Excerpted text ▸

*-*-*

The data store is not yet available for the input/output mapping, but it's coming soon, so stay tuned.

Examples: You can't do

Creation input mapping

Import Dependencies

Before creating a mapping between the input/output of a pipeline and the sources/destinations of an endpoint, you need to import the InputSource and OutputDestination objects from the SDK.

from craft_ai_sdk.io import InputSource, OutputDestination

Function Definition

For each input of your pipeline, in manual mapping, you need to create a mapping object that will be given to the create_deployment() function.

boat_endpoint_input = InputSource(
    pipeline_input_name="apply_model",

    ## Choose from one of these parameters
    endpoint_input_name="boat", ## For mapping with an endpoint
    environment_variable_name=None, ## For mapping with an environment variable
    constant_value=None, ## For mapping with a constant value
    is_null=True ## For mapping with None

    is_required=True,
    default_value="empty",
)

Parameters

  • pipeline_input_name (str): name of the input which the deployment input will be linked to.

Different possible sources:

  • endpoint_input_name (str, optional): name of the input at the endpoint level to which the pipeline input will be linked to.
  • environment_variable_name (str, optional): name of the environment variable to which the pipeline input will be linked to.
  • constant_value (Any, optional): a constant value to which the pipeline input will be linked to.

Other parameters:

  • is_null (True, optional): if specified, the input will not take any value at execution time.
  • default_value (Any, optional): this parameter can only be specified if the deployment is an endpoint. In this case, if nothing is passed at the endpoint level, the pipeline input will take the default_value.

*-*-*

Layout annotation records
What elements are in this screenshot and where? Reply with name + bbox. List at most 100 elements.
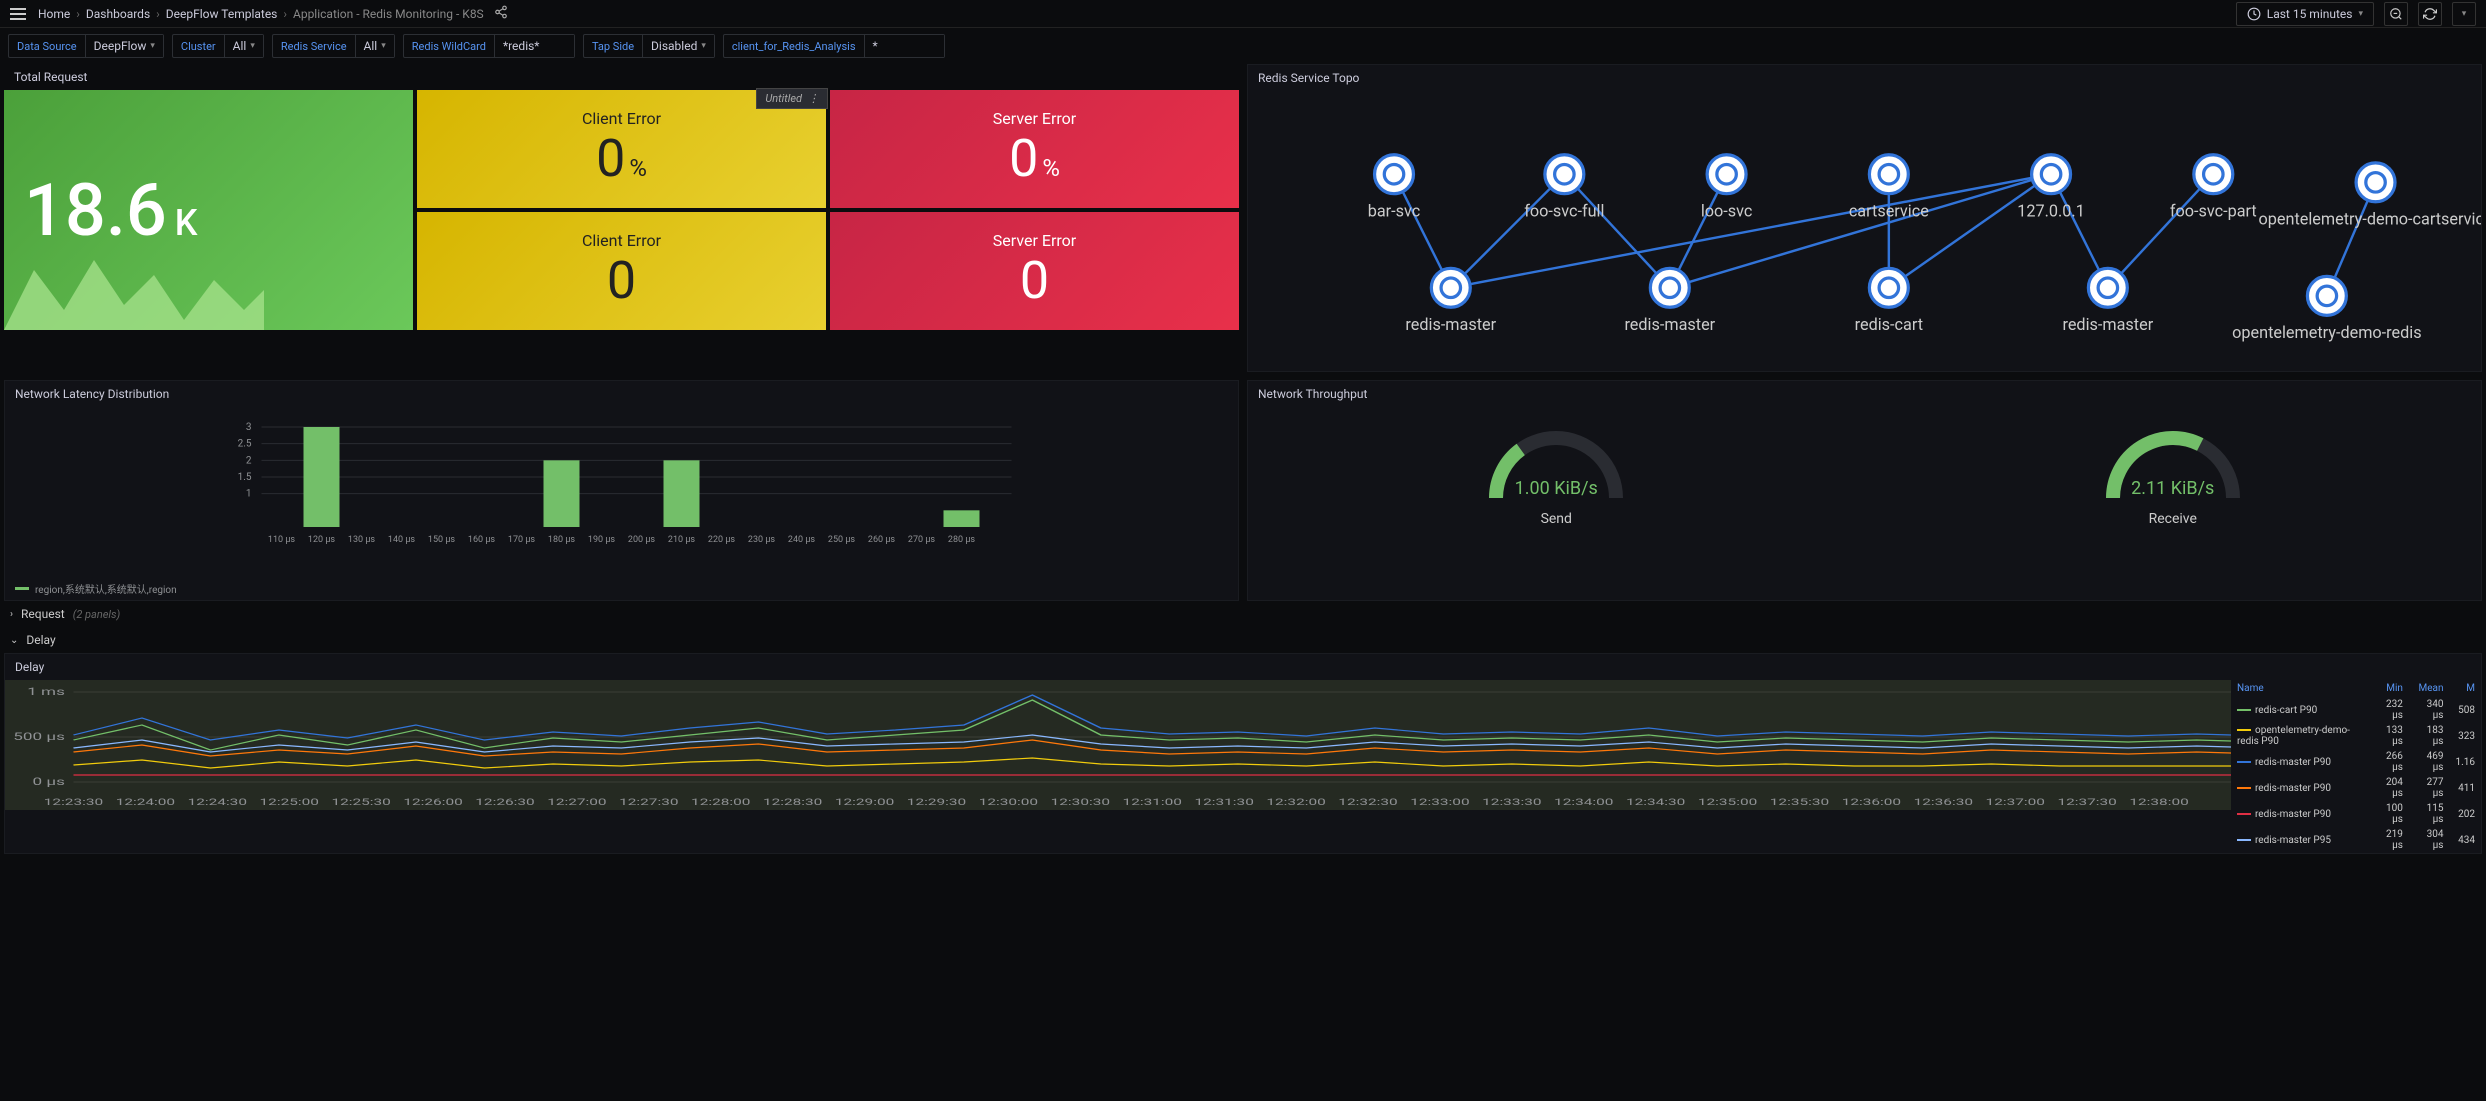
svg-text:12:28:30: 12:28:30 [763,797,822,808]
svg-text:250 µs: 250 µs [828,535,856,545]
svg-text:12:37:00: 12:37:00 [1986,797,2045,808]
svg-text:1: 1 [246,489,252,500]
breadcrumb-current: Application - Redis Monitoring - K8S [293,7,484,21]
svg-text:12:30:00: 12:30:00 [979,797,1038,808]
total-request-panel: Total Request 18.6K Client Error 0% Unti… [4,64,1239,372]
svg-text:opentelemetry-demo-redis: opentelemetry-demo-redis [2232,323,2421,342]
receive-gauge[interactable]: 2.11 KiB/s Receive [2093,418,2253,527]
menu-icon[interactable] [10,8,26,20]
svg-text:12:28:00: 12:28:00 [691,797,750,808]
svg-text:140 µs: 140 µs [388,535,416,545]
svg-text:12:25:30: 12:25:30 [331,797,390,808]
svg-text:12:35:30: 12:35:30 [1770,797,1829,808]
request-row-toggle[interactable]: ›Request(2 panels) [0,601,2486,627]
svg-text:2: 2 [246,455,252,466]
breadcrumb-dashboards[interactable]: Dashboards [86,7,150,21]
svg-text:160 µs: 160 µs [468,535,496,545]
time-range-picker[interactable]: Last 15 minutes ▾ [2236,2,2374,26]
svg-text:210 µs: 210 µs [668,535,696,545]
svg-text:redis-master: redis-master [2062,315,2153,334]
svg-text:12:34:00: 12:34:00 [1554,797,1613,808]
var-tap-side[interactable]: Tap Side Disabled▾ [583,34,715,58]
svg-text:12:32:30: 12:32:30 [1338,797,1397,808]
svg-text:opentelemetry-demo-cartservice: opentelemetry-demo-cartservice [2259,210,2481,229]
svg-text:220 µs: 220 µs [708,535,736,545]
svg-text:12:24:30: 12:24:30 [188,797,247,808]
svg-text:230 µs: 230 µs [748,535,776,545]
svg-text:12:31:30: 12:31:30 [1194,797,1253,808]
svg-text:0 µs: 0 µs [33,776,65,787]
svg-text:foo-svc-full: foo-svc-full [1524,201,1604,220]
svg-text:12:37:30: 12:37:30 [2057,797,2116,808]
client-error-count-stat[interactable]: Client Error 0 [417,212,826,330]
svg-text:1 ms: 1 ms [27,686,65,697]
svg-text:12:29:00: 12:29:00 [835,797,894,808]
throughput-panel: Network Throughput 1.00 KiB/s Send 2.11 … [1247,380,2482,601]
svg-text:redis-cart: redis-cart [1855,315,1923,334]
svg-text:130 µs: 130 µs [348,535,376,545]
delay-panel: Delay 1 ms500 µs0 µs12:23:3012:24:0012:2… [4,653,2482,854]
svg-text:2.5: 2.5 [238,439,252,450]
delay-row-toggle[interactable]: ⌄Delay [0,627,2486,653]
latency-histogram-panel: Network Latency Distribution 32.521.5111… [4,380,1239,601]
zoom-out-icon[interactable] [2384,2,2408,26]
refresh-dropdown-icon[interactable]: ▾ [2452,2,2476,26]
svg-text:1.5: 1.5 [238,472,252,483]
svg-text:270 µs: 270 µs [908,535,936,545]
svg-text:12:35:00: 12:35:00 [1698,797,1757,808]
panel-menu[interactable]: Untitled⋮ [756,88,828,109]
svg-text:redis-master: redis-master [1624,315,1715,334]
topology-graph[interactable]: bar-svc foo-svc-full loo-svc cartservice 127… [1248,91,2481,371]
sparkline-chart [4,250,264,330]
panel-title: Total Request [4,64,1239,90]
send-gauge[interactable]: 1.00 KiB/s Send [1476,418,1636,527]
breadcrumb-home[interactable]: Home [38,7,70,21]
svg-text:127.0.0.1: 127.0.0.1 [2017,201,2085,220]
svg-text:12:34:30: 12:34:30 [1626,797,1685,808]
svg-text:bar-svc: bar-svc [1368,201,1421,220]
svg-text:12:26:00: 12:26:00 [403,797,462,808]
var-redis-service[interactable]: Redis Service All▾ [272,34,395,58]
svg-text:170 µs: 170 µs [508,535,536,545]
total-request-stat[interactable]: 18.6K [4,90,413,330]
clock-icon [2247,7,2261,21]
client-error-pct-stat[interactable]: Client Error 0% Untitled⋮ [417,90,826,208]
svg-text:3: 3 [246,422,252,433]
svg-text:12:25:00: 12:25:00 [260,797,319,808]
svg-text:260 µs: 260 µs [868,535,896,545]
svg-text:foo-svc-part: foo-svc-part [2170,201,2257,220]
svg-text:12:38:00: 12:38:00 [2129,797,2188,808]
svg-text:12:36:00: 12:36:00 [1842,797,1901,808]
svg-text:12:31:00: 12:31:00 [1123,797,1182,808]
svg-text:12:24:00: 12:24:00 [116,797,175,808]
svg-text:12:30:30: 12:30:30 [1051,797,1110,808]
refresh-icon[interactable] [2418,2,2442,26]
share-icon[interactable] [494,5,508,22]
svg-text:12:27:30: 12:27:30 [619,797,678,808]
svg-text:12:23:30: 12:23:30 [44,797,103,808]
var-redis-wildcard[interactable]: Redis WildCard *redis* [403,34,575,58]
svg-text:180 µs: 180 µs [548,535,576,545]
server-error-count-stat[interactable]: Server Error 0 [830,212,1239,330]
svg-text:120 µs: 120 µs [308,535,336,545]
svg-text:loo-svc: loo-svc [1701,201,1753,220]
svg-text:12:27:00: 12:27:00 [547,797,606,808]
breadcrumb: Home › Dashboards › DeepFlow Templates ›… [38,7,484,21]
svg-text:cartservice: cartservice [1849,201,1929,220]
svg-text:12:26:30: 12:26:30 [475,797,534,808]
svg-text:12:32:00: 12:32:00 [1266,797,1325,808]
svg-text:240 µs: 240 µs [788,535,816,545]
topbar: Home › Dashboards › DeepFlow Templates ›… [0,0,2486,28]
var-cluster[interactable]: Cluster All▾ [172,34,264,58]
histogram-legend: region,系统默认,系统默认,region [5,577,1238,600]
server-error-pct-stat[interactable]: Server Error 0% [830,90,1239,208]
breadcrumb-templates[interactable]: DeepFlow Templates [166,7,278,21]
var-client[interactable]: client_for_Redis_Analysis * [723,34,945,58]
svg-text:190 µs: 190 µs [588,535,616,545]
var-data-source[interactable]: Data Source DeepFlow▾ [8,34,164,58]
svg-text:redis-master: redis-master [1405,315,1496,334]
svg-text:12:33:00: 12:33:00 [1410,797,1469,808]
svg-text:12:29:30: 12:29:30 [907,797,966,808]
delay-chart[interactable]: 1 ms500 µs0 µs12:23:3012:24:0012:24:3012… [5,680,2231,810]
histogram-chart[interactable]: 32.521.51110 µs120 µs130 µs140 µs150 µs1… [15,417,1228,547]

*-*-*

Quote the stretch of the input-mapping excerpt from "## Choose from" through "deployment input will be linked to.".

Answer to this problem ▸
## Choose from one of these parameters
    endpoint_input_name="boat", ## For mapping with an endpoint
    environment_variable_name=None, ## For mapping with an environment variable
    constant_value=None, ## For mapping with a constant value
    is_null=True ## For mapping with None

    is_required=True,
    default_value="empty",
)

Parameters

  • pipeline_input_name (str): name of the input which the deployment input will be linked to.